# DOCUMENT EXCERPT

***

# My 75G stand build complete w/ pictures!



## Dexter. (Oct 23, 2012)

First post coming soon, I apparently haven't quite figured the picture thing out :roll:


----------



## Dexter. (Oct 23, 2012)

Just thought I'd put this together with a few pictures so others can see my approach to building a stand. Hope everyone likes it, comments welcome!

I do have one quick question, which I'm posting first so you HAVE to read it :thumb:

I'm having a hard time finding foam to put under the tank. I will say, the top surface is VERY flat and there's next to zero unevenness in the corners...but I don't cut corners (no pun intended) and would like to put something under it anyway for the comfort factor. Where is a good place to go and get the foam most people use? I was at Lowes and all I saw were HUGE sheets of insulating foam that were a little over a half an inch thick I'd say. Not sure if that's what I want. What about cardboard? I placed a couple sturdy sheets of cardboard under my girlfriends 40 gallon on the stand I made her and it seems to be just fine, and I will admit the top surface of that one is not as flat as this one.

Now for what everyone came here for.

Step 1, figure out how the stand will be built and get your measurements written down. Make sure it's the final design, and decide how much wood you need to buy.

Step 2, drive you're racecar (or other preferred method of functional travel) to Lowes (or wherever you buy lumber) and gather your materials.









Step 3, arrive home and regardless of what time it is start measuring out some wood and get cutting. This is up to you, but I figured out first how many pieces of the same size I would need and cut them all at once. I used a hand saw, because I do not have a table saw, and I could line them up against each other this way and not have to sand any ends to make them match.









I made the top and bottom pieces first, just because that's what seemed the most logical.









Once that was done, I put the uprights in that would decide the final height of the tank. I used a square and some clamps to keep everything in check.









The joint should come out something like this.









After all four, I ended up with this upside down table looking ordeal.









Again, this next part would be your choice. I chose to put the weight bearing pieces in next rather than the top piece. This way, after triple checking they were all IDENTICAL in length I couldn't possibly put the top on uneven. I used clamps here as well to keep them in place.

***

# GIVEN INSTRUCTION 1
Transcribe a section of the stand build thread, beginning at the words "I made the top" and stopping after "everything in check.".

# Stored data
***

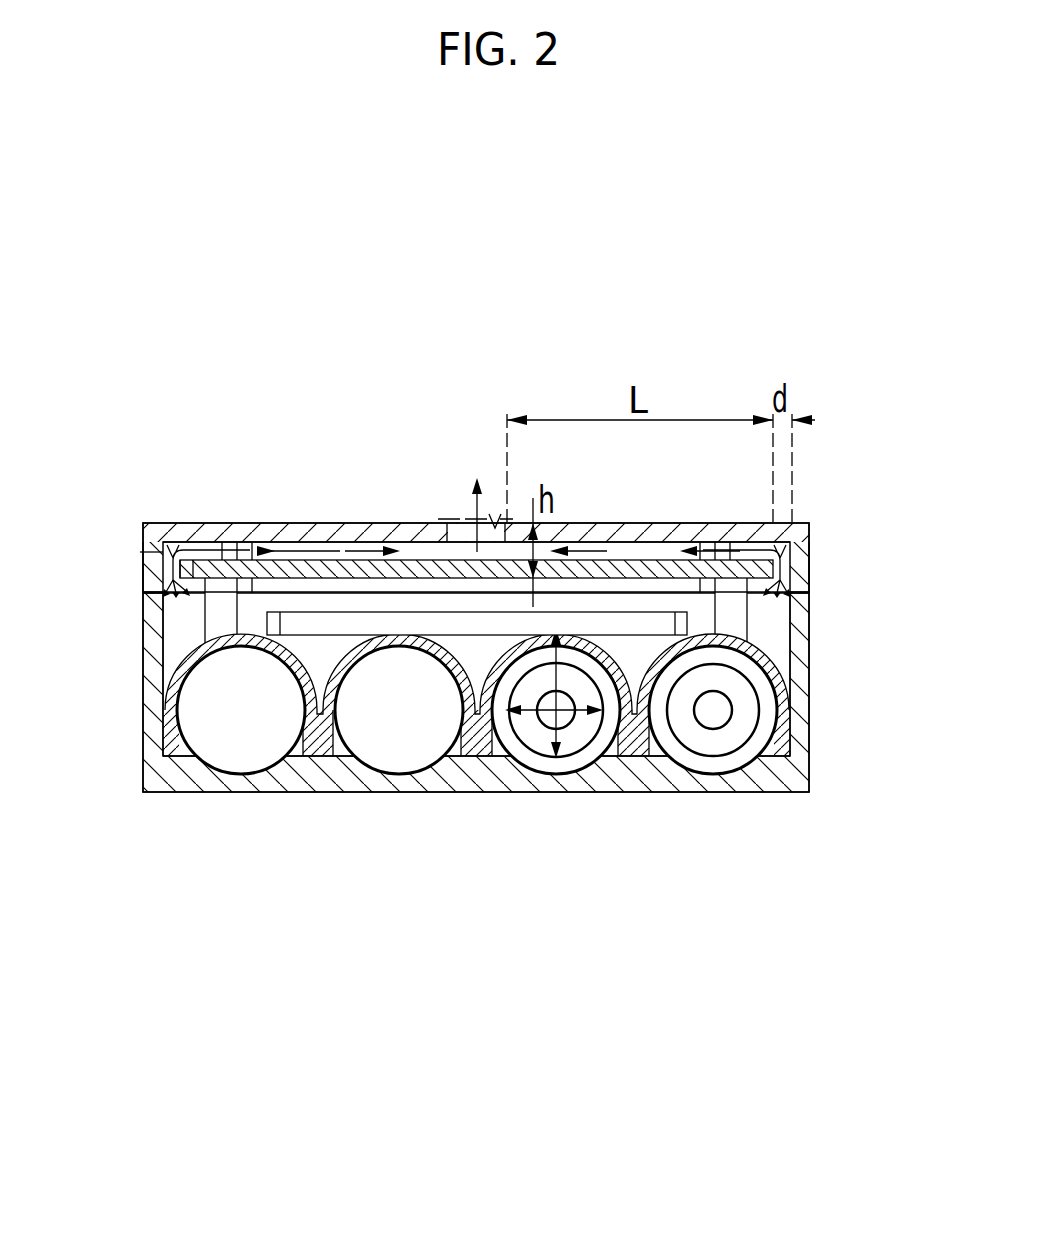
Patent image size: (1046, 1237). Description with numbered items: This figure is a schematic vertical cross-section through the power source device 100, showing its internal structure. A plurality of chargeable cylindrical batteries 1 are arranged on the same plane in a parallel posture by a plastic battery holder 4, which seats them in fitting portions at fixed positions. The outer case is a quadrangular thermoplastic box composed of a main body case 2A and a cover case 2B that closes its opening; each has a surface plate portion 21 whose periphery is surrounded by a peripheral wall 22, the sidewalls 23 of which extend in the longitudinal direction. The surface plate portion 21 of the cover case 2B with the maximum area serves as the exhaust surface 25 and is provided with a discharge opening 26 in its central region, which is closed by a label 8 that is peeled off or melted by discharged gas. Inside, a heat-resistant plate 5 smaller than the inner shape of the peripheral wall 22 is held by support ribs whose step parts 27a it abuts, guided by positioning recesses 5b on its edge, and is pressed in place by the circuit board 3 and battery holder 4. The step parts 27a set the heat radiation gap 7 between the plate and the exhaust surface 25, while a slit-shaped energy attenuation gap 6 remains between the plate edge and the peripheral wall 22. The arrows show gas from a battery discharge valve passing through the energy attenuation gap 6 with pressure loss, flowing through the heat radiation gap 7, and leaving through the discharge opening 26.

The power source device 100 is at (803, 197).
The battery 1 is at (267, 728).
The main body case 2A is at (849, 986).
The cover case 2B is at (868, 283).
The circuit board 3 is at (430, 636).
The battery holder 4 is at (388, 645).
The heat-resistant plate 5 is at (422, 560).
The positioning recess 5b is at (212, 560).
The energy attenuation gap 6 is at (172, 540).
The heat radiation gap 7 is at (283, 523).
The label 8 is at (448, 519).
The surface plate portion 21 is at (490, 795).
The peripheral wall 22 is at (143, 550).
The sidewall 23 is at (148, 680).
The exhaust surface 25 is at (338, 540).
The discharge opening 26 is at (495, 514).
The step part 27a is at (218, 622).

***

# GIVEN INSTRUCTION 2
Give the lines from the start of the listing through the line that contains "The positioning recess 5b is at (212, 560)." as a numbered list, skipping blank lines and leaving out the pictures.

# EXERCISE SOLUTION 1
I made the top and bottom pieces first, just because that's what seemed the most logical.









Once that was done, I put the uprights in that would decide the final height of the tank. I used a square and some clamps to keep everything in check.

# EXERCISE SOLUTION 2
1. Patent image size: (1046, 1237). Description with numbered items: This figure is a schematic vertical cross-section through the power source device 100, showing its internal structure. A plurality of chargeable cylindrical batteries 1 are arranged on the same plane in a parallel posture by a plastic battery holder 4, which seats them in fitting portions at fixed positions. The outer case is a quadrangular thermoplastic box composed of a main body case 2A and a cover case 2B that closes its opening; each has a surface plate portion 21 whose periphery is surrounded by a peripheral wall 22, the sidewalls 23 of which extend in the longitudinal direction. The surface plate portion 21 of the cover case 2B with the maximum area serves as the exhaust surface 25 and is provided with a discharge opening 26 in its central region, which is closed by a label 8 that is peeled off or melted by discharged gas. Inside, a heat-resistant plate 5 smaller than the inner shape of the peripheral wall 22 is held by support ribs whose step parts 27a it abuts, guided by positioning recesses 5b on its edge, and is pressed in place by the circuit board 3 and battery holder 4. The step parts 27a set the heat radiation gap 7 between the plate and the exhaust surface 25, while a slit-shaped energy attenuation gap 6 remains between the plate edge and the peripheral wall 22. The arrows show gas from a battery discharge valve passing through the energy attenuation gap 6 with pressure loss, flowing through the heat radiation gap 7, and leaving through the discharge opening 26.
2. The power source device 100 is at (803, 197).
3. The battery 1 is at (267, 728).
4. The main body case 2A is at (849, 986).
5. The cover case 2B is at (868, 283).
6. The circuit board 3 is at (430, 636).
7. The battery holder 4 is at (388, 645).
8. The heat-resistant plate 5 is at (422, 560).
9. The positioning recess 5b is at (212, 560).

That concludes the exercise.